GOAL -
Retype the material that follows, keeping every word as it is.
*** RECORDS SUPPLIED
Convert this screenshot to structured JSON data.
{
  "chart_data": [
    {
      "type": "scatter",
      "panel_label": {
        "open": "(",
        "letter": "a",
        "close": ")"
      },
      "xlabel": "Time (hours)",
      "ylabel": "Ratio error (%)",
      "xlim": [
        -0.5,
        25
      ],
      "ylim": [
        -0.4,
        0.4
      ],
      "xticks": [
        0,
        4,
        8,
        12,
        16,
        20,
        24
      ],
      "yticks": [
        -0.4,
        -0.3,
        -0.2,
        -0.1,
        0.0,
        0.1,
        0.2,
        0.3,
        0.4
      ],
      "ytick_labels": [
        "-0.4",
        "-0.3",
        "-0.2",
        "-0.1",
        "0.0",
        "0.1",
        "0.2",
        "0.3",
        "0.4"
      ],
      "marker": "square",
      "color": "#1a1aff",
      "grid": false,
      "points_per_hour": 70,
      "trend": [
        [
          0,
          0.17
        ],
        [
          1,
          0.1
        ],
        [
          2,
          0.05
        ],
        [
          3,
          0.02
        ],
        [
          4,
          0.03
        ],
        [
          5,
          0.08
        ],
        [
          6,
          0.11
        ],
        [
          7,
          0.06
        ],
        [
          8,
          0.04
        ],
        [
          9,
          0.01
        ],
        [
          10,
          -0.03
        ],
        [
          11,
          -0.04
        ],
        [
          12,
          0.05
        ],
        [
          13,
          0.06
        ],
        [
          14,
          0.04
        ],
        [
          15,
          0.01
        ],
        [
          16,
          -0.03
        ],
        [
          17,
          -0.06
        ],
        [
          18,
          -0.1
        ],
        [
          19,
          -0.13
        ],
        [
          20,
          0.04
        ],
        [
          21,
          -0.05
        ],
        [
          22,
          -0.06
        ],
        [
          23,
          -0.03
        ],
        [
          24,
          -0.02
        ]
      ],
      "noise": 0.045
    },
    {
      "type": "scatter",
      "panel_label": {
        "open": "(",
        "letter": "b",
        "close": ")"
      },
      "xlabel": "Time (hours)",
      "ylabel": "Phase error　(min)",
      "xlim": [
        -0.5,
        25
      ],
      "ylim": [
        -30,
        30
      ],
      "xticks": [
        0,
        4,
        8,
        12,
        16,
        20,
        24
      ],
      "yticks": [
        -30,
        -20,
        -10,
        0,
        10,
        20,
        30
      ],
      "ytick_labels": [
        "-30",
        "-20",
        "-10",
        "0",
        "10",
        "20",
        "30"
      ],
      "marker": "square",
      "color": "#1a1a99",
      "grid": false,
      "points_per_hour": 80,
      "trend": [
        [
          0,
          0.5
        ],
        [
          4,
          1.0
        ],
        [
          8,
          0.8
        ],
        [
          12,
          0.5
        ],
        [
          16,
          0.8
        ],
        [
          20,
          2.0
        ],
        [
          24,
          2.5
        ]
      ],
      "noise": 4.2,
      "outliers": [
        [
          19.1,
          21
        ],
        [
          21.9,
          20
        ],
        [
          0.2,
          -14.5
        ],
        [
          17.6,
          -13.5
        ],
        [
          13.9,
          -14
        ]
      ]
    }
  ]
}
******
SOLUTION TO THIS TASK -
Convert this screenshot to structured JSON data.
{
  "chart_data": [
    {
      "type": "scatter",
      "panel_label": {
        "open": "(",
        "letter": "a",
        "close": ")"
      },
      "xlabel": "Time (hours)",
      "ylabel": "Ratio error (%)",
      "xlim": [
        -0.5,
        25
      ],
      "ylim": [
        -0.4,
        0.4
      ],
      "xticks": [
        0,
        4,
        8,
        12,
        16,
        20,
        24
      ],
      "yticks": [
        -0.4,
        -0.3,
        -0.2,
        -0.1,
        0.0,
        0.1,
        0.2,
        0.3,
        0.4
      ],
      "ytick_labels": [
        "-0.4",
        "-0.3",
        "-0.2",
        "-0.1",
        "0.0",
        "0.1",
        "0.2",
        "0.3",
        "0.4"
      ],
      "marker": "square",
      "color": "#1a1aff",
      "grid": false,
      "points_per_hour": 70,
      "trend": [
        [
          0,
          0.17
        ],
        [
          1,
          0.1
        ],
        [
          2,
          0.05
        ],
        [
          3,
          0.02
        ],
        [
          4,
          0.03
        ],
        [
          5,
          0.08
        ],
        [
          6,
          0.11
        ],
        [
          7,
          0.06
        ],
        [
          8,
          0.04
        ],
        [
          9,
          0.01
        ],
        [
          10,
          -0.03
        ],
        [
          11,
          -0.04
        ],
        [
          12,
          0.05
        ],
        [
          13,
          0.06
        ],
        [
          14,
          0.04
        ],
        [
          15,
          0.01
        ],
        [
          16,
          -0.03
        ],
        [
          17,
          -0.06
        ],
        [
          18,
          -0.1
        ],
        [
          19,
          -0.13
        ],
        [
          20,
          0.04
        ],
        [
          21,
          -0.05
        ],
        [
          22,
          -0.06
        ],
        [
          23,
          -0.03
        ],
        [
          24,
          -0.02
        ]
      ],
      "noise": 0.045
    },
    {
      "type": "scatter",
      "panel_label": {
        "open": "(",
        "letter": "b",
        "close": ")"
      },
      "xlabel": "Time (hours)",
      "ylabel": "Phase error　(min)",
      "xlim": [
        -0.5,
        25
      ],
      "ylim": [
        -30,
        30
      ],
      "xticks": [
        0,
        4,
        8,
        12,
        16,
        20,
        24
      ],
      "yticks": [
        -30,
        -20,
        -10,
        0,
        10,
        20,
        30
      ],
      "ytick_labels": [
        "-30",
        "-20",
        "-10",
        "0",
        "10",
        "20",
        "30"
      ],
      "marker": "square",
      "color": "#1a1a99",
      "grid": false,
      "points_per_hour": 80,
      "trend": [
        [
          0,
          0.5
        ],
        [
          4,
          1.0
        ],
        [
          8,
          0.8
        ],
        [
          12,
          0.5
        ],
        [
          16,
          0.8
        ],
        [
          20,
          2.0
        ],
        [
          24,
          2.5
        ]
      ],
      "noise": 4.2,
      "outliers": [
        [
          19.1,
          21
        ],
        [
          21.9,
          20
        ],
        [
          0.2,
          -14.5
        ],
        [
          17.6,
          -13.5
        ],
        [
          13.9,
          -14
        ]
      ]
    }
  ]
}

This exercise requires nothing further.